*Stored records:*
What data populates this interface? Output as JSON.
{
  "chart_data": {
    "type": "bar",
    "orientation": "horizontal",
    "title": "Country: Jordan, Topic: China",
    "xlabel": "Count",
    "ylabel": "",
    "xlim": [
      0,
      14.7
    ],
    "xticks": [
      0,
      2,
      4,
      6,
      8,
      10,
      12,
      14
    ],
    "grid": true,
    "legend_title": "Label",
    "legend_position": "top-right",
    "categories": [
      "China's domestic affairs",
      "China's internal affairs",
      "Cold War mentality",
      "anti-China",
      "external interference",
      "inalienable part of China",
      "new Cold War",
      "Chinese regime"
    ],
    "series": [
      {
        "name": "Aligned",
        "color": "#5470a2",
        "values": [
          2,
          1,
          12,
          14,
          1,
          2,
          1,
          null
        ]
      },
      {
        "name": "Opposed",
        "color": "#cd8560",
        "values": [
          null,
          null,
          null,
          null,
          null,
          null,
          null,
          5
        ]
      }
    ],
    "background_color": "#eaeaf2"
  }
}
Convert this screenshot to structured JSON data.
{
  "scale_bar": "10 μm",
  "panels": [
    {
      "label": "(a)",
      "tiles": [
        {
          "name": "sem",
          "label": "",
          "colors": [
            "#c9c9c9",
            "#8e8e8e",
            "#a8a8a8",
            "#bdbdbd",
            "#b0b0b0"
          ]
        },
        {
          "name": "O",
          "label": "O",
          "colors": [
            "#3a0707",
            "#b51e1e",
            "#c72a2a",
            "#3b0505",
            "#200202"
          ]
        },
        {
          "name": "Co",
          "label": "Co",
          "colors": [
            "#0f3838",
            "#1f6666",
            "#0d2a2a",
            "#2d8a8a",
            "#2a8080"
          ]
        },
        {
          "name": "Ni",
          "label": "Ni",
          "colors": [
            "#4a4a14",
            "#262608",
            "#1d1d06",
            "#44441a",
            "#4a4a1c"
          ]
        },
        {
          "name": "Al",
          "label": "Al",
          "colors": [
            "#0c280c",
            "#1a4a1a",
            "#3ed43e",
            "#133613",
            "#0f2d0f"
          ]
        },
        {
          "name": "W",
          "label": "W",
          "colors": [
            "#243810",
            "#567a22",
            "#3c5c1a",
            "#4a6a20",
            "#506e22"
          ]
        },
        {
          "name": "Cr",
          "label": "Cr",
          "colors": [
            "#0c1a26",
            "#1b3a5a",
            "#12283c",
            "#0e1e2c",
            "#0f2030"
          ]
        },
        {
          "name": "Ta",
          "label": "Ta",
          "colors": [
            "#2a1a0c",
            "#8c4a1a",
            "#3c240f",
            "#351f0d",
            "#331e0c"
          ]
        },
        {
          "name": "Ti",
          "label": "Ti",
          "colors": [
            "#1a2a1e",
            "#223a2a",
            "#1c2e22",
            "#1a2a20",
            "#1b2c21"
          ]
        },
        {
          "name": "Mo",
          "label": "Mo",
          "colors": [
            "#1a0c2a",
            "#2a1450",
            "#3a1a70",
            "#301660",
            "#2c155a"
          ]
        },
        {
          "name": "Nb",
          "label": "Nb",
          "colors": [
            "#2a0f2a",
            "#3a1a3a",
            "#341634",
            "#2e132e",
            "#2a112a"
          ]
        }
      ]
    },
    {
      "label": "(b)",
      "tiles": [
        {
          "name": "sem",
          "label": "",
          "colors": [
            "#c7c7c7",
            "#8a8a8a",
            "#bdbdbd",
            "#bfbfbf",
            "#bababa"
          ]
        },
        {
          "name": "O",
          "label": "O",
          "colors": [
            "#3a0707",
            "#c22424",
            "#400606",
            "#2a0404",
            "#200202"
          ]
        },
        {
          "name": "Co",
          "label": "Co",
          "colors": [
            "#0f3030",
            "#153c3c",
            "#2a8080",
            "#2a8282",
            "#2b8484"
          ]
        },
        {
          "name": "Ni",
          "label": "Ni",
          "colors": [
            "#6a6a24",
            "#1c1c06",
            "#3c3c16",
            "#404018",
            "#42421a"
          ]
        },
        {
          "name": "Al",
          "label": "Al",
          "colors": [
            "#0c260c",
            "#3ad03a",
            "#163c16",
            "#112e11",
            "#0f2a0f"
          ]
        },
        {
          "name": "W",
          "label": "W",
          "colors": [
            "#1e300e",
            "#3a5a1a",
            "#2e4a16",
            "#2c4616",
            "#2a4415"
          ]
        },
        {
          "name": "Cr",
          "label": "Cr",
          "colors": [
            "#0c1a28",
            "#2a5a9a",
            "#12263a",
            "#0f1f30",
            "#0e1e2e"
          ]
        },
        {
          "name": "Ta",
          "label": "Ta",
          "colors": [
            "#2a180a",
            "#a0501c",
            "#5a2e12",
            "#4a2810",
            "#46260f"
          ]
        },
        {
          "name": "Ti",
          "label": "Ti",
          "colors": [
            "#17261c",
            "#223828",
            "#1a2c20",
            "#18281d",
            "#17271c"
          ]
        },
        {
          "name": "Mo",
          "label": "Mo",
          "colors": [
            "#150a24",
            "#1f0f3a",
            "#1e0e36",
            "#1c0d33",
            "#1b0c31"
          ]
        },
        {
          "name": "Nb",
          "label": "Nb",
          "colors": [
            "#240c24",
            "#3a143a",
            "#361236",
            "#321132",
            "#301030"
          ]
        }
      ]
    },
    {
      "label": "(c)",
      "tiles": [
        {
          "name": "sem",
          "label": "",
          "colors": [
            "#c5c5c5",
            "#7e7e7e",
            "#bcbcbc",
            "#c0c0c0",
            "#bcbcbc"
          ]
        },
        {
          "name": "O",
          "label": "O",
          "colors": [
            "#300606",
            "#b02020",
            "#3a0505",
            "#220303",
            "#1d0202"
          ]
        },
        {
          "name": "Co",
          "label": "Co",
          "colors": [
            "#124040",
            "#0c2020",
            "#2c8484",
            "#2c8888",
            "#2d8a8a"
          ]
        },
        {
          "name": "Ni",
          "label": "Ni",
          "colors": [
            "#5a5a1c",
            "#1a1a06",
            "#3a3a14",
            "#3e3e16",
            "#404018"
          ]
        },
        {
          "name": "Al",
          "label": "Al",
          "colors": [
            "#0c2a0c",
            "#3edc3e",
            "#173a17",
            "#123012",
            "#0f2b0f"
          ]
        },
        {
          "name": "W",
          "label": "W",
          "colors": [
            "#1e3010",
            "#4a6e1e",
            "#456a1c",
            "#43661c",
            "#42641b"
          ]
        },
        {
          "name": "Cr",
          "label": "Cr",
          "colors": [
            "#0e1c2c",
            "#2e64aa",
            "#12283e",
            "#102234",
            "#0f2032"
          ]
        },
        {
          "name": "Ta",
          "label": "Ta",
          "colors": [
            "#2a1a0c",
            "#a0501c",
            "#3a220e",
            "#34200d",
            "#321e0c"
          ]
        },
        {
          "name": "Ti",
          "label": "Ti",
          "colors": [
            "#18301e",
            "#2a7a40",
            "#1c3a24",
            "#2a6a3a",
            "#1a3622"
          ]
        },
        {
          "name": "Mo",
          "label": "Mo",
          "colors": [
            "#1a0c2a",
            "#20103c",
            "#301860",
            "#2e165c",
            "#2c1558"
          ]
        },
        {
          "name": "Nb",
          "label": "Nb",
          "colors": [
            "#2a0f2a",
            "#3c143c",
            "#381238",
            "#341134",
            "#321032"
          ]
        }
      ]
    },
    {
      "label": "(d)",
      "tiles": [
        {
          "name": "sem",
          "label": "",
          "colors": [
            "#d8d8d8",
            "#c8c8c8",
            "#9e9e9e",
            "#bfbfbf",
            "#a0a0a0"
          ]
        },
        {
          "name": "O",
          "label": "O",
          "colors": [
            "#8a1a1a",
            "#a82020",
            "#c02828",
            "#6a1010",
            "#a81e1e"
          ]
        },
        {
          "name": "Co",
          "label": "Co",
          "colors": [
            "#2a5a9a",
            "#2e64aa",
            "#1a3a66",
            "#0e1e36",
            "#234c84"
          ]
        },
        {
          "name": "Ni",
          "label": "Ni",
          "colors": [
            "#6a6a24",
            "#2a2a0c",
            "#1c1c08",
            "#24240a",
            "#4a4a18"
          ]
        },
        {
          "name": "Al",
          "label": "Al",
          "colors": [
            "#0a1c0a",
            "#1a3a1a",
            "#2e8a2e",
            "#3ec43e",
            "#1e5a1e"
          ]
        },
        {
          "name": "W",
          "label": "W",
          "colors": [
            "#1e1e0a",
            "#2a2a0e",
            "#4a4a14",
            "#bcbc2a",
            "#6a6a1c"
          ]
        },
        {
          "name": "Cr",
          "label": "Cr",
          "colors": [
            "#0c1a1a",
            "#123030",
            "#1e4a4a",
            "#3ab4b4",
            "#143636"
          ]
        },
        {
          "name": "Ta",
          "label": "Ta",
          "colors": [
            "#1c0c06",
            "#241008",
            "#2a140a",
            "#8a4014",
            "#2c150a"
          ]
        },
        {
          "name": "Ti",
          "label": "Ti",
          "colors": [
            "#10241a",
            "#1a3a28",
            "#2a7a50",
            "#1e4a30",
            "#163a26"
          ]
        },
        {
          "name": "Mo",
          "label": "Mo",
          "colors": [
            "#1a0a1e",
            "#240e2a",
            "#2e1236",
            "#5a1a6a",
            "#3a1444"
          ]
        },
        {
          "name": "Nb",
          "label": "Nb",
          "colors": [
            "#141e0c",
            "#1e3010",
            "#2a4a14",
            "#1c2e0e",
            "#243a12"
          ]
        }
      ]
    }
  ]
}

*Exercise:* Read the entries and show each line that mentions "affairs".

*Complete answer:*
      "China's domestic affairs",
      "China's internal affairs",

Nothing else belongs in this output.